- **Listing**
═══

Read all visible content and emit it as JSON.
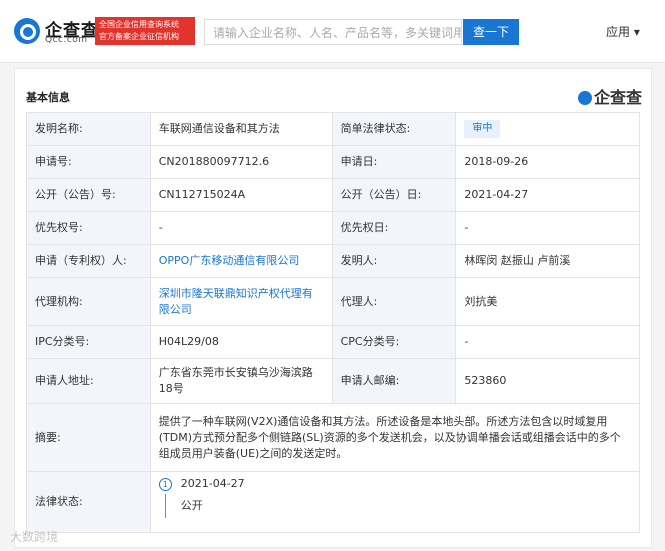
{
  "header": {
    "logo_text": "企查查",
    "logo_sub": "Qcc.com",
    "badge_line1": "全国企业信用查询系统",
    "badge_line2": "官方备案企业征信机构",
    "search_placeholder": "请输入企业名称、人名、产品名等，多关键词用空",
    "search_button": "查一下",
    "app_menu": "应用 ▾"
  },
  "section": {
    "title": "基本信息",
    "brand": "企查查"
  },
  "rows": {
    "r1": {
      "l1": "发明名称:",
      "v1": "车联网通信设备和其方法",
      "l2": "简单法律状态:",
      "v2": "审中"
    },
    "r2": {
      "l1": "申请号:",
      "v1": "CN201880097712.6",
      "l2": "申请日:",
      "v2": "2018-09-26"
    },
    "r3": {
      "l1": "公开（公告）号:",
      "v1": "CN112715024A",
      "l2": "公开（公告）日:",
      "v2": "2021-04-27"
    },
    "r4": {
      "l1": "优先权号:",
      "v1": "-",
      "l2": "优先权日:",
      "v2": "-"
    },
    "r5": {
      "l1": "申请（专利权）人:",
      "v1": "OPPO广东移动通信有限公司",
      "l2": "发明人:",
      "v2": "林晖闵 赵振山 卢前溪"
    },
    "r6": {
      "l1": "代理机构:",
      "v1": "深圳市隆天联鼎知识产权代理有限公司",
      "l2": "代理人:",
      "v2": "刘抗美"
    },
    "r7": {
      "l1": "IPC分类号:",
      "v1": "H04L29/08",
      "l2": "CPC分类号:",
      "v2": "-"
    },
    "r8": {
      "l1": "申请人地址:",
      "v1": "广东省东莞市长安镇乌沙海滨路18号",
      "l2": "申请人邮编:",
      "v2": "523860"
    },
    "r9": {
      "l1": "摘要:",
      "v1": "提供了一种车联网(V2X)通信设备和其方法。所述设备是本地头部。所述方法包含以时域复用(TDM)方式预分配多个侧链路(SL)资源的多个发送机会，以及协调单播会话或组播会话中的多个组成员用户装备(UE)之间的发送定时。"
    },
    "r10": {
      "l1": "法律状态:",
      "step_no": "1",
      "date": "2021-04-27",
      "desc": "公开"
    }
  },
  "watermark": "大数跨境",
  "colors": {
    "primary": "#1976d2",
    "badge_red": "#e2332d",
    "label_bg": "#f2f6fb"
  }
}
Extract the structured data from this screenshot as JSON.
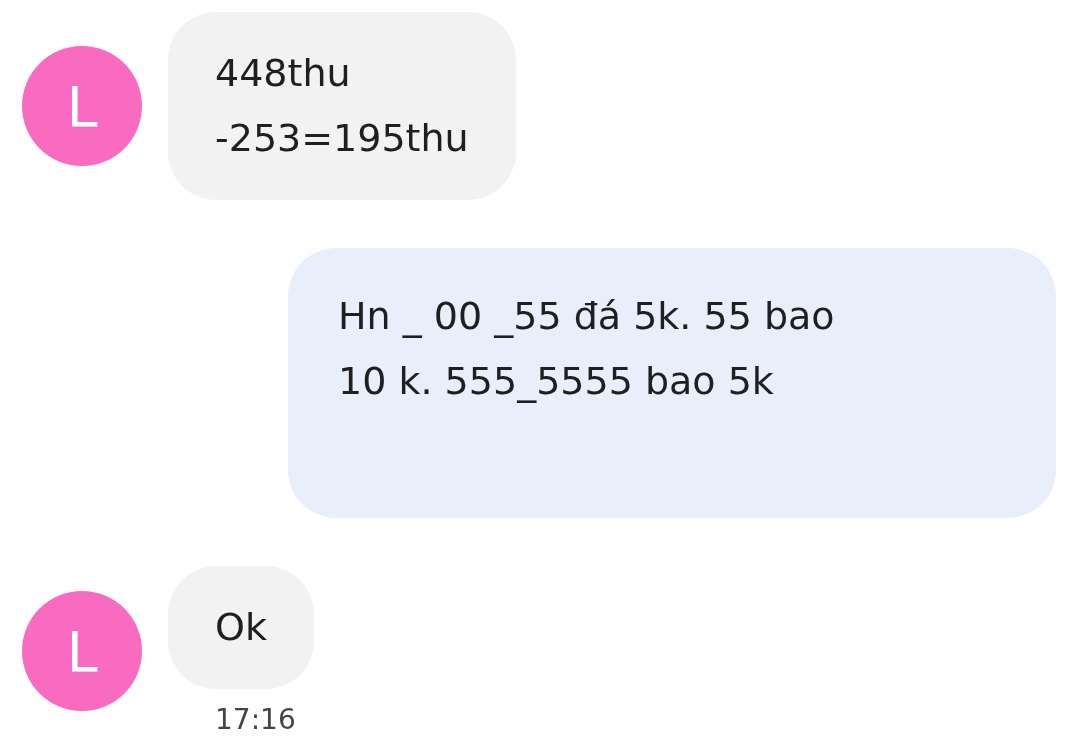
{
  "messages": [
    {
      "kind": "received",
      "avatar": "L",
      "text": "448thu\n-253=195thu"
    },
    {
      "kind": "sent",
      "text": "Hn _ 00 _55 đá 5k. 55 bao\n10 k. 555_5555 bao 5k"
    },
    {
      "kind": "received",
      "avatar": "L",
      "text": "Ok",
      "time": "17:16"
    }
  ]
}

═══

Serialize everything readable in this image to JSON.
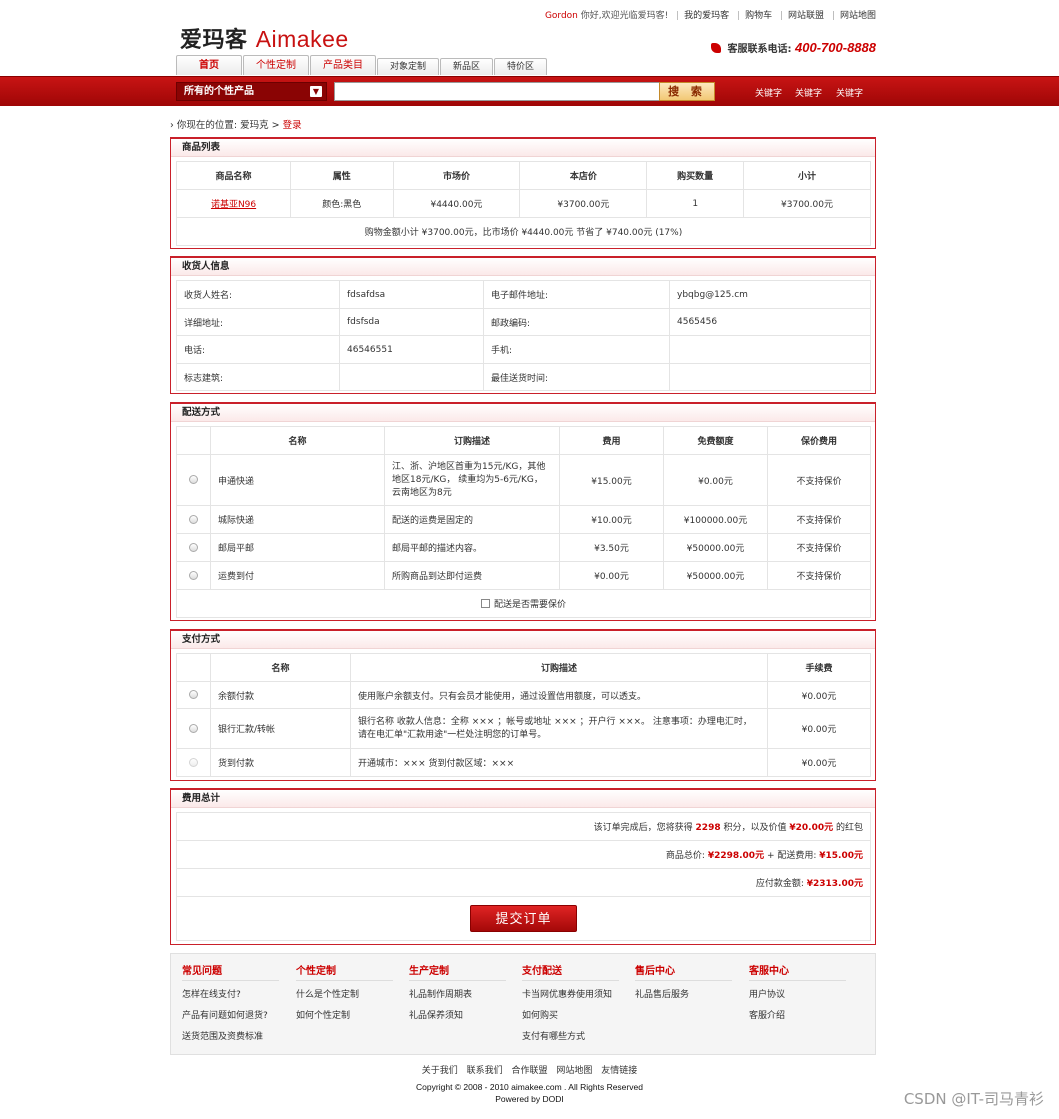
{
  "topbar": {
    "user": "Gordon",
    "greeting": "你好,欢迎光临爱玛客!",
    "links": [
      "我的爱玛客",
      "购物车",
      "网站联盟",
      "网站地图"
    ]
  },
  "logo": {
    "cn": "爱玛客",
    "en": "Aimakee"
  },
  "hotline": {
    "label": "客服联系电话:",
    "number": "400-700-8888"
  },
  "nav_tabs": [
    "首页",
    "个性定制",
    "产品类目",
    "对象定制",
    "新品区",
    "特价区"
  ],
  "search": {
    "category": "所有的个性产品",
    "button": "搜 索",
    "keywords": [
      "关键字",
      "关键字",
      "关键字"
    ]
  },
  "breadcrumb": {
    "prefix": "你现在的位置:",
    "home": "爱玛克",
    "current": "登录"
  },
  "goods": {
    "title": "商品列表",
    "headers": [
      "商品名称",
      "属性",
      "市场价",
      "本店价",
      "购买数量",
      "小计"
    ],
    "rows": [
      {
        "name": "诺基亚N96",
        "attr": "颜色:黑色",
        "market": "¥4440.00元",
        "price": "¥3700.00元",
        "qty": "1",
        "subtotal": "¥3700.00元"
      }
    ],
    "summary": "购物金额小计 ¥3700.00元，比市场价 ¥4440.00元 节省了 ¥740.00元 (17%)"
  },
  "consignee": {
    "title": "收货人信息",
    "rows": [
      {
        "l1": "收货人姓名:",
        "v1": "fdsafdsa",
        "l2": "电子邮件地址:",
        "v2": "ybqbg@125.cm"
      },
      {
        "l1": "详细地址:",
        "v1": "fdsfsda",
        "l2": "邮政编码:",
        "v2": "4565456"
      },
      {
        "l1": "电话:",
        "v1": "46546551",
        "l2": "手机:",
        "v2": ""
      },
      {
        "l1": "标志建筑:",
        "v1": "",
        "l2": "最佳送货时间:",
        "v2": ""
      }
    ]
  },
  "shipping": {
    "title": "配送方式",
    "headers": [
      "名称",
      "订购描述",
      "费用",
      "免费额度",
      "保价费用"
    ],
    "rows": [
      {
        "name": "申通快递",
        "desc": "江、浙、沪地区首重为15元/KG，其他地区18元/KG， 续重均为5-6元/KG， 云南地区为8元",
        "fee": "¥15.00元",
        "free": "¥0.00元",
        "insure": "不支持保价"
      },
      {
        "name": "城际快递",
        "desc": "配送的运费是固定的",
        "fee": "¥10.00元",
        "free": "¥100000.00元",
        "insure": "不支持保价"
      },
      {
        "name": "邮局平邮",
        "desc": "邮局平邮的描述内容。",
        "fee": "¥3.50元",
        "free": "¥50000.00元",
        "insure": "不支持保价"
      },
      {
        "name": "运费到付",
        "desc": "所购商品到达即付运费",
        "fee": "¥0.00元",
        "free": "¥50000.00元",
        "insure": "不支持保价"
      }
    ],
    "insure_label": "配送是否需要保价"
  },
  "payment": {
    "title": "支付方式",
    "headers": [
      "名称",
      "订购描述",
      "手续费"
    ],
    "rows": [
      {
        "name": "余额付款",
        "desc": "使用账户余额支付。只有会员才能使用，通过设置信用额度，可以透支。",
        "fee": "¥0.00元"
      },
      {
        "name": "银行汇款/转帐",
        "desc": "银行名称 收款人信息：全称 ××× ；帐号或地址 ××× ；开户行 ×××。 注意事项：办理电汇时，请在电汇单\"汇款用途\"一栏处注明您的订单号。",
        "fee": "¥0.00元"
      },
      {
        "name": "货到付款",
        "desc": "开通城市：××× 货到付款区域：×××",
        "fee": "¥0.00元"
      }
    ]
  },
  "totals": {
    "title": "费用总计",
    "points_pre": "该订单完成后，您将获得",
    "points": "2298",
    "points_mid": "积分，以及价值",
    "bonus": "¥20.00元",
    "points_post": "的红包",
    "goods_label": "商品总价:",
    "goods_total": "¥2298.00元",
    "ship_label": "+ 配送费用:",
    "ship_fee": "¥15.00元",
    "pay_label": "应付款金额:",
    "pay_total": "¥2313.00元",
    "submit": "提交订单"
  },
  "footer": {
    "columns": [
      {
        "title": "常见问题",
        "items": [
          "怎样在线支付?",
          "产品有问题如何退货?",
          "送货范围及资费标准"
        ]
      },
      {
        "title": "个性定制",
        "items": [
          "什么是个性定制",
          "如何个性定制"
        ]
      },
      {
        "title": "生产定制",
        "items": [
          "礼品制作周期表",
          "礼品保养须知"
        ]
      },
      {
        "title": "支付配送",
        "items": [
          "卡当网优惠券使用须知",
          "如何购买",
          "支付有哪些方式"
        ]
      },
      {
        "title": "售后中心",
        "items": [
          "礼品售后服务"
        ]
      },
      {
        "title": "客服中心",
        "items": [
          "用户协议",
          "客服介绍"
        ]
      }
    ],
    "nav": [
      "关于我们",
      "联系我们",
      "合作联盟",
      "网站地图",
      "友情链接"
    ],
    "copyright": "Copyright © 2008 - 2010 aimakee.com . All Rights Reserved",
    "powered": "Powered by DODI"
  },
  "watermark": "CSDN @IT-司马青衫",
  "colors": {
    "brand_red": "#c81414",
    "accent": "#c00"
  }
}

═══

- **What you are asked to do**
Only a number is expected here: the count of lines in the listing that hold the string "title".

- **Worked solution**
12